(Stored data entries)
+ + + + + + +

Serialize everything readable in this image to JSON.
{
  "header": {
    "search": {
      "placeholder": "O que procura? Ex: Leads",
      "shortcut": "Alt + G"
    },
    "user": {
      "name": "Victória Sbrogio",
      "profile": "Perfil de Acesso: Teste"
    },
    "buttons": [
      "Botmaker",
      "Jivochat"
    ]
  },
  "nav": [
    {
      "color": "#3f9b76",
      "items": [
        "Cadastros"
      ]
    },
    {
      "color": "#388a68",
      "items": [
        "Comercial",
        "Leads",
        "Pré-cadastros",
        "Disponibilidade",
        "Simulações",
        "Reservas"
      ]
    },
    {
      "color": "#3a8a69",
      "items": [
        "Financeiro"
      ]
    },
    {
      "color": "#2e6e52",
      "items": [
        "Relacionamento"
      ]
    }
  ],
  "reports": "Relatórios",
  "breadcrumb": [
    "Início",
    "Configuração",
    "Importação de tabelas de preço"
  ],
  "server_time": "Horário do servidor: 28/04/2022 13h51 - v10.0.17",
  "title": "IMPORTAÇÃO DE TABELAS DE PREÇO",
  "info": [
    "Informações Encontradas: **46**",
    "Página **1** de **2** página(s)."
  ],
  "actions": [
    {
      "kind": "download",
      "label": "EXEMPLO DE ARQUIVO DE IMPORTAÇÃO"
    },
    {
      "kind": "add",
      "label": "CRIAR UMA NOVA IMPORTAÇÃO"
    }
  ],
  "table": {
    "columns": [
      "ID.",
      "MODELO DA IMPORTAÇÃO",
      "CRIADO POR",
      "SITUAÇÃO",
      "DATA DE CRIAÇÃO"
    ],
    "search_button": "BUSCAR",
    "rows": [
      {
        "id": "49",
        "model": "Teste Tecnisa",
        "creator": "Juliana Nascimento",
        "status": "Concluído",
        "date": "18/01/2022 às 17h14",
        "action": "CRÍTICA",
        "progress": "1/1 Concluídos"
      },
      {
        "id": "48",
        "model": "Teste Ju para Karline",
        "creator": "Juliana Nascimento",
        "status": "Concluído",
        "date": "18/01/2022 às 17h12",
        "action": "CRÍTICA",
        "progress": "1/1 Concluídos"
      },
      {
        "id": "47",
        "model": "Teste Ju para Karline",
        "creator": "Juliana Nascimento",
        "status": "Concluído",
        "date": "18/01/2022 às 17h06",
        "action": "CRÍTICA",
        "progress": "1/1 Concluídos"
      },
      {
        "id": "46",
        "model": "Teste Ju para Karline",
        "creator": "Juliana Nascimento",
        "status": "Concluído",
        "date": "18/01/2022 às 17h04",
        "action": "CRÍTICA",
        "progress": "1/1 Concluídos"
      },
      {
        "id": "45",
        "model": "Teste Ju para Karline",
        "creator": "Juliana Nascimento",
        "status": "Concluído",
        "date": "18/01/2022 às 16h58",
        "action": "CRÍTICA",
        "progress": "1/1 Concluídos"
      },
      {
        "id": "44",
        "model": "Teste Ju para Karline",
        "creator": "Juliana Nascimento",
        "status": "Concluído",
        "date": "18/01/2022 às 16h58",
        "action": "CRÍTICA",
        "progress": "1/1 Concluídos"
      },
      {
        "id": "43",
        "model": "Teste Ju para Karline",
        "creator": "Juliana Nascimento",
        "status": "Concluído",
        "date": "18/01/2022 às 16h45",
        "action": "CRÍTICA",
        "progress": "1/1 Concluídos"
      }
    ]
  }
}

+ + + + + + +

> **PROBLEM STATEMENT**: Write out all records exactly, keeping every detail.

> **TASK SOLUTION**:
Serialize everything readable in this image to JSON.
{
  "header": {
    "search": {
      "placeholder": "O que procura? Ex: Leads",
      "shortcut": "Alt + G"
    },
    "user": {
      "name": "Victória Sbrogio",
      "profile": "Perfil de Acesso: Teste"
    },
    "buttons": [
      "Botmaker",
      "Jivochat"
    ]
  },
  "nav": [
    {
      "color": "#3f9b76",
      "items": [
        "Cadastros"
      ]
    },
    {
      "color": "#388a68",
      "items": [
        "Comercial",
        "Leads",
        "Pré-cadastros",
        "Disponibilidade",
        "Simulações",
        "Reservas"
      ]
    },
    {
      "color": "#3a8a69",
      "items": [
        "Financeiro"
      ]
    },
    {
      "color": "#2e6e52",
      "items": [
        "Relacionamento"
      ]
    }
  ],
  "reports": "Relatórios",
  "breadcrumb": [
    "Início",
    "Configuração",
    "Importação de tabelas de preço"
  ],
  "server_time": "Horário do servidor: 28/04/2022 13h51 - v10.0.17",
  "title": "IMPORTAÇÃO DE TABELAS DE PREÇO",
  "info": [
    "Informações Encontradas: **46**",
    "Página **1** de **2** página(s)."
  ],
  "actions": [
    {
      "kind": "download",
      "label": "EXEMPLO DE ARQUIVO DE IMPORTAÇÃO"
    },
    {
      "kind": "add",
      "label": "CRIAR UMA NOVA IMPORTAÇÃO"
    }
  ],
  "table": {
    "columns": [
      "ID.",
      "MODELO DA IMPORTAÇÃO",
      "CRIADO POR",
      "SITUAÇÃO",
      "DATA DE CRIAÇÃO"
    ],
    "search_button": "BUSCAR",
    "rows": [
      {
        "id": "49",
        "model": "Teste Tecnisa",
        "creator": "Juliana Nascimento",
        "status": "Concluído",
        "date": "18/01/2022 às 17h14",
        "action": "CRÍTICA",
        "progress": "1/1 Concluídos"
      },
      {
        "id": "48",
        "model": "Teste Ju para Karline",
        "creator": "Juliana Nascimento",
        "status": "Concluído",
        "date": "18/01/2022 às 17h12",
        "action": "CRÍTICA",
        "progress": "1/1 Concluídos"
      },
      {
        "id": "47",
        "model": "Teste Ju para Karline",
        "creator": "Juliana Nascimento",
        "status": "Concluído",
        "date": "18/01/2022 às 17h06",
        "action": "CRÍTICA",
        "progress": "1/1 Concluídos"
      },
      {
        "id": "46",
        "model": "Teste Ju para Karline",
        "creator": "Juliana Nascimento",
        "status": "Concluído",
        "date": "18/01/2022 às 17h04",
        "action": "CRÍTICA",
        "progress": "1/1 Concluídos"
      },
      {
        "id": "45",
        "model": "Teste Ju para Karline",
        "creator": "Juliana Nascimento",
        "status": "Concluído",
        "date": "18/01/2022 às 16h58",
        "action": "CRÍTICA",
        "progress": "1/1 Concluídos"
      },
      {
        "id": "44",
        "model": "Teste Ju para Karline",
        "creator": "Juliana Nascimento",
        "status": "Concluído",
        "date": "18/01/2022 às 16h58",
        "action": "CRÍTICA",
        "progress": "1/1 Concluídos"
      },
      {
        "id": "43",
        "model": "Teste Ju para Karline",
        "creator": "Juliana Nascimento",
        "status": "Concluído",
        "date": "18/01/2022 às 16h45",
        "action": "CRÍTICA",
        "progress": "1/1 Concluídos"
      }
    ]
  }
}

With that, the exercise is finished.